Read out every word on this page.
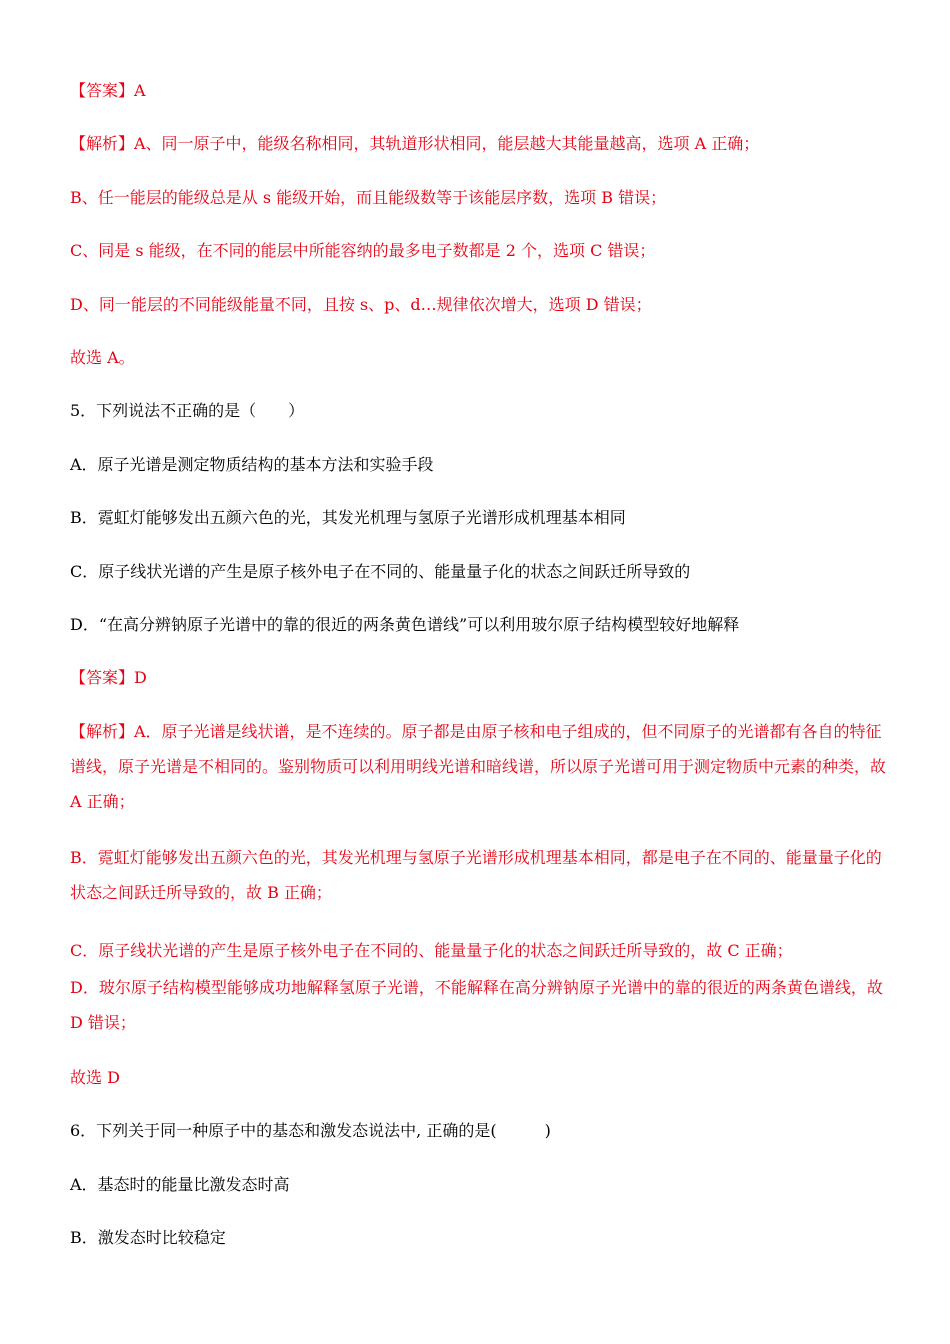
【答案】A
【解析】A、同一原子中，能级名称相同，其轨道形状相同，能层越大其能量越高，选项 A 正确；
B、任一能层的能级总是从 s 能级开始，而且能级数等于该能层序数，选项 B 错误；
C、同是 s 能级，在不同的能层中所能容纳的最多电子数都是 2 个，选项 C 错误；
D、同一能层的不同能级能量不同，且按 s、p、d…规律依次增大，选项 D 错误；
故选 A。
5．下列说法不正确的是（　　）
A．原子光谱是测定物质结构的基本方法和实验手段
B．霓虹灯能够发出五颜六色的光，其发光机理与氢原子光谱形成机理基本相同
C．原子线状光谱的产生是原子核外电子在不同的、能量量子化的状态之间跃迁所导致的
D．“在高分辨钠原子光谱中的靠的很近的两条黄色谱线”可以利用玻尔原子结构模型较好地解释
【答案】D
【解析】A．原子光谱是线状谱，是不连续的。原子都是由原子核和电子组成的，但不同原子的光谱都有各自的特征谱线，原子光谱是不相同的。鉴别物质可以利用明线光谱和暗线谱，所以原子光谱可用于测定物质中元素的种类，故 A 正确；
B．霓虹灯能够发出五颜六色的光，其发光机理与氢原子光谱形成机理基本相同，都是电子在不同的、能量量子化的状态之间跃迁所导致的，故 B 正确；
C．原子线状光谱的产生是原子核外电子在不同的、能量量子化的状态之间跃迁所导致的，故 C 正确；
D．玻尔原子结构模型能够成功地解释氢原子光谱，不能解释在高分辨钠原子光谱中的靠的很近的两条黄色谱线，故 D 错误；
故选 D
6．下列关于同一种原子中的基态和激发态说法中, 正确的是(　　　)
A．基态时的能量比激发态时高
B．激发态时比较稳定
┄┄┄┄┄┄
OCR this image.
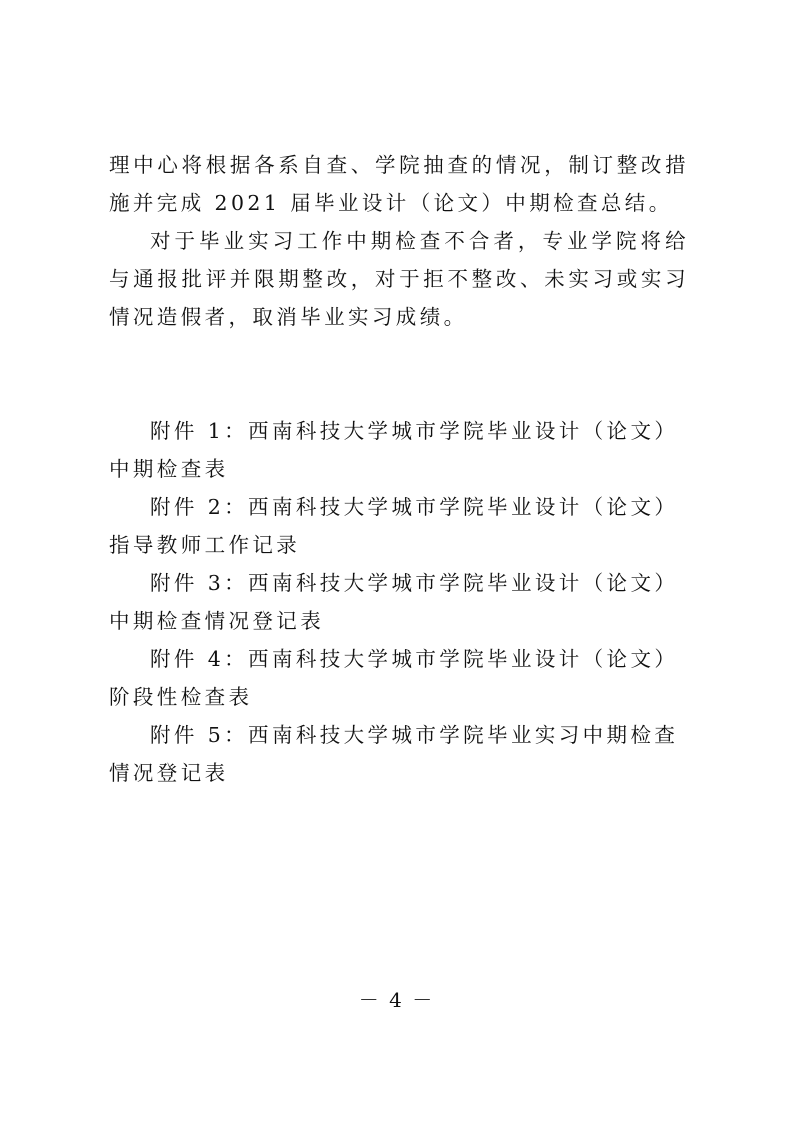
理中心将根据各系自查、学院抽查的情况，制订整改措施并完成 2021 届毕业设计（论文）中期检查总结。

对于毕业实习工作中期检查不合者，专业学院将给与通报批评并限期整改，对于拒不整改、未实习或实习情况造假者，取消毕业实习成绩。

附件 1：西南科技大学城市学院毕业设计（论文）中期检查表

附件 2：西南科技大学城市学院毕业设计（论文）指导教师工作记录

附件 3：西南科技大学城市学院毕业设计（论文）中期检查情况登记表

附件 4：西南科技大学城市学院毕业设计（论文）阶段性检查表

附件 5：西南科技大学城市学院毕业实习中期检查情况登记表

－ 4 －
┄┄┄┄┄┄
Every line holding "其发光机理与氢原子光谱形成机理基本相同" should be copied out.

:: Written solution ::
B．霓虹灯能够发出五颜六色的光，其发光机理与氢原子光谱形成机理基本相同
B．霓虹灯能够发出五颜六色的光，其发光机理与氢原子光谱形成机理基本相同，都是电子在不同的、能量量子化的状态之间跃迁所导致的，故 B 正确；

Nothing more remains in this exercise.